**DATA TO USE:**
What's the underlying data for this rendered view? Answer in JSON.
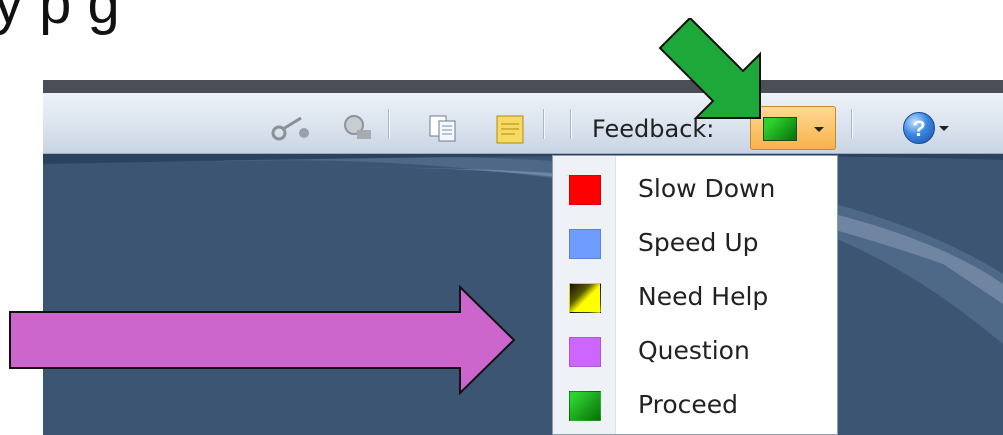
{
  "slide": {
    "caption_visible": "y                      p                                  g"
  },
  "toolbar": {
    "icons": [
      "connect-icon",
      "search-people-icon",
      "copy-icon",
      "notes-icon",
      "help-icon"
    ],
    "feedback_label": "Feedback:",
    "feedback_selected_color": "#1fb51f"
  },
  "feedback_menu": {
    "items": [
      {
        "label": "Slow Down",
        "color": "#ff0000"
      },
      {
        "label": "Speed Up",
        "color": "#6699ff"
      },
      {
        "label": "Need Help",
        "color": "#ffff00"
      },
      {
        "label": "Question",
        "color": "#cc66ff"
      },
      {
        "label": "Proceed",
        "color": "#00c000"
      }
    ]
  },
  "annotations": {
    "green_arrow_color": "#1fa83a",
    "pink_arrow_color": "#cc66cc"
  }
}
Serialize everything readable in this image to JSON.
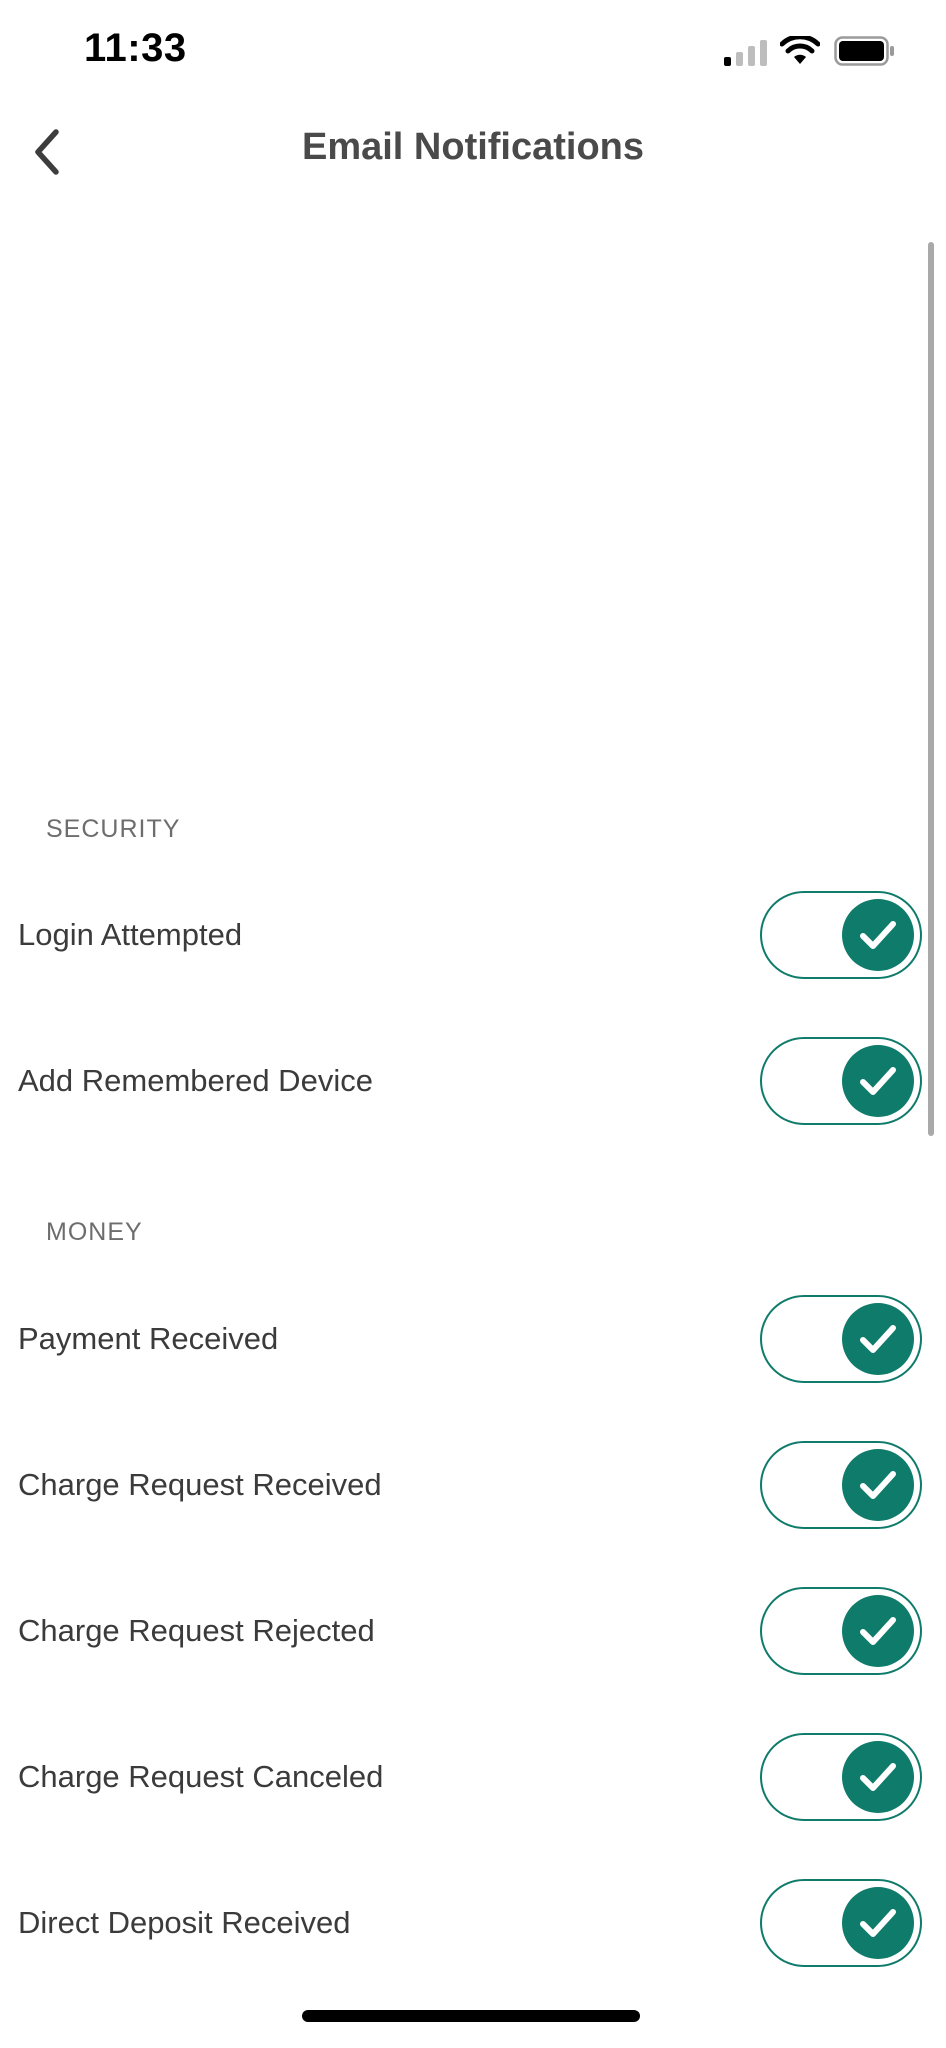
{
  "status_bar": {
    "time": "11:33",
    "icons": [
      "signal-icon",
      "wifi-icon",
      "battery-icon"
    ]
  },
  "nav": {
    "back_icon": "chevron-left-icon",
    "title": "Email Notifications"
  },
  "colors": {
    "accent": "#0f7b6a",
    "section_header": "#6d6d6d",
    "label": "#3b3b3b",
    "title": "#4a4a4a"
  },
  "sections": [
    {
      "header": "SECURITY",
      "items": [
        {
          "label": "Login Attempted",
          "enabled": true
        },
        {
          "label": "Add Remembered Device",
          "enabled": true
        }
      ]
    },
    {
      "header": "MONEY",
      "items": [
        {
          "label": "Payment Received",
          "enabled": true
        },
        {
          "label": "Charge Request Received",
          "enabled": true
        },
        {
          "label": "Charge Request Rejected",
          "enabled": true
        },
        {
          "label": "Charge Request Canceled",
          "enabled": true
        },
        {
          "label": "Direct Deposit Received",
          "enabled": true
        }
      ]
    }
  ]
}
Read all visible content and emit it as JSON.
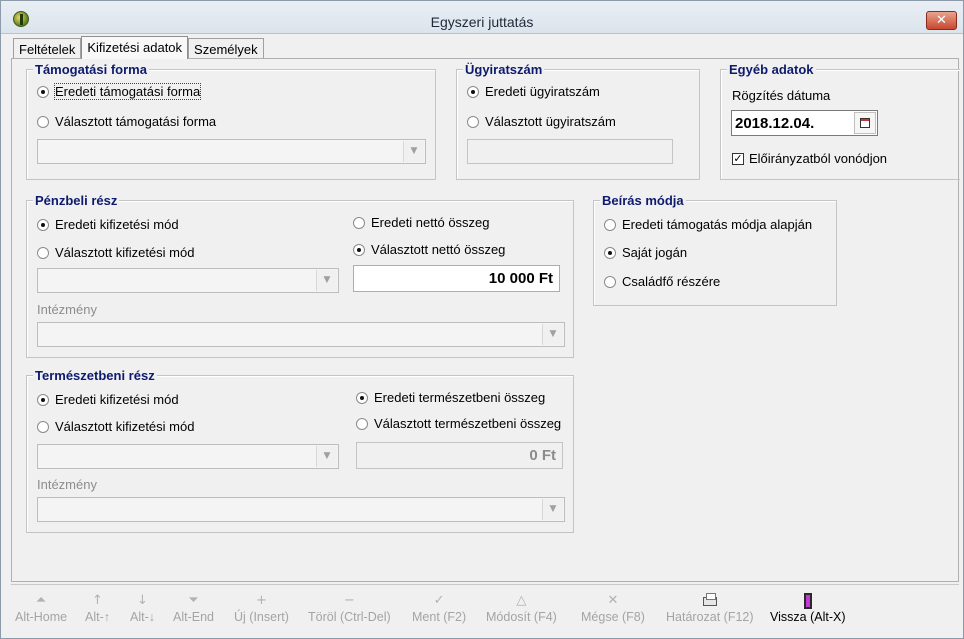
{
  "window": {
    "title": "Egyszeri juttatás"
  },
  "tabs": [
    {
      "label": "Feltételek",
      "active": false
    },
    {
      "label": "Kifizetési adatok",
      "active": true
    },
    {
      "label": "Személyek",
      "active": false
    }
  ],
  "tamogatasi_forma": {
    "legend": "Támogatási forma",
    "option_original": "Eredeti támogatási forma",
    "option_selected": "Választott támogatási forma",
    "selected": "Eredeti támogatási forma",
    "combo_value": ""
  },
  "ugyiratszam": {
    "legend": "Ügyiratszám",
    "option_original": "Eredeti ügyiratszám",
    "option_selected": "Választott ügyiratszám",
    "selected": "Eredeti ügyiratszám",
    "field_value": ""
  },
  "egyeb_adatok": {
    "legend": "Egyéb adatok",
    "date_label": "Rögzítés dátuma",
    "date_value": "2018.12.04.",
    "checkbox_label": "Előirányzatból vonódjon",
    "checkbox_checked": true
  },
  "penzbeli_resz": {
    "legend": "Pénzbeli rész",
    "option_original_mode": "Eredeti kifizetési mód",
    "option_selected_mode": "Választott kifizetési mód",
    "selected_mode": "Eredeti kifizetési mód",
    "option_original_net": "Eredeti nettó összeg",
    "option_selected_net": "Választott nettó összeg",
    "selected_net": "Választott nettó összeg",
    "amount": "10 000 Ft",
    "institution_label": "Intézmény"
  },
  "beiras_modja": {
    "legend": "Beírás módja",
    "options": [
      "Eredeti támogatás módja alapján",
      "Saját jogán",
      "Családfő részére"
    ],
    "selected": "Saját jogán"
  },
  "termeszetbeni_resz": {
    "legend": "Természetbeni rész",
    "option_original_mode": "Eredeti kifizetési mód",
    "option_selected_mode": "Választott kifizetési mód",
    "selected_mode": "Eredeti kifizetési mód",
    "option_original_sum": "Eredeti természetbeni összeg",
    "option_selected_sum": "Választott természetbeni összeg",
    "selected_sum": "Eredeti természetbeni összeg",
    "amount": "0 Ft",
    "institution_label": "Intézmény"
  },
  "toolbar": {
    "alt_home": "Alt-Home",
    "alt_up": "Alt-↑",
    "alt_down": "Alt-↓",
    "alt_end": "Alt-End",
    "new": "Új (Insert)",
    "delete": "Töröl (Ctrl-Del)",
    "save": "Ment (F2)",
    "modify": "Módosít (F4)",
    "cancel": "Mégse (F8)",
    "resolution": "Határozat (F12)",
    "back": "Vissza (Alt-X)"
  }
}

**WRITTEN TASK:** Check each line of the records for "legend" and copy the ones that contain it.

**SOLUTION TO THIS PROBLEM:**
    "legend": "Támogatási forma",
    "legend": "Ügyiratszám",
    "legend": "Egyéb adatok",
    "legend": "Pénzbeli rész",
    "legend": "Beírás módja",
    "legend": "Természetbeni rész",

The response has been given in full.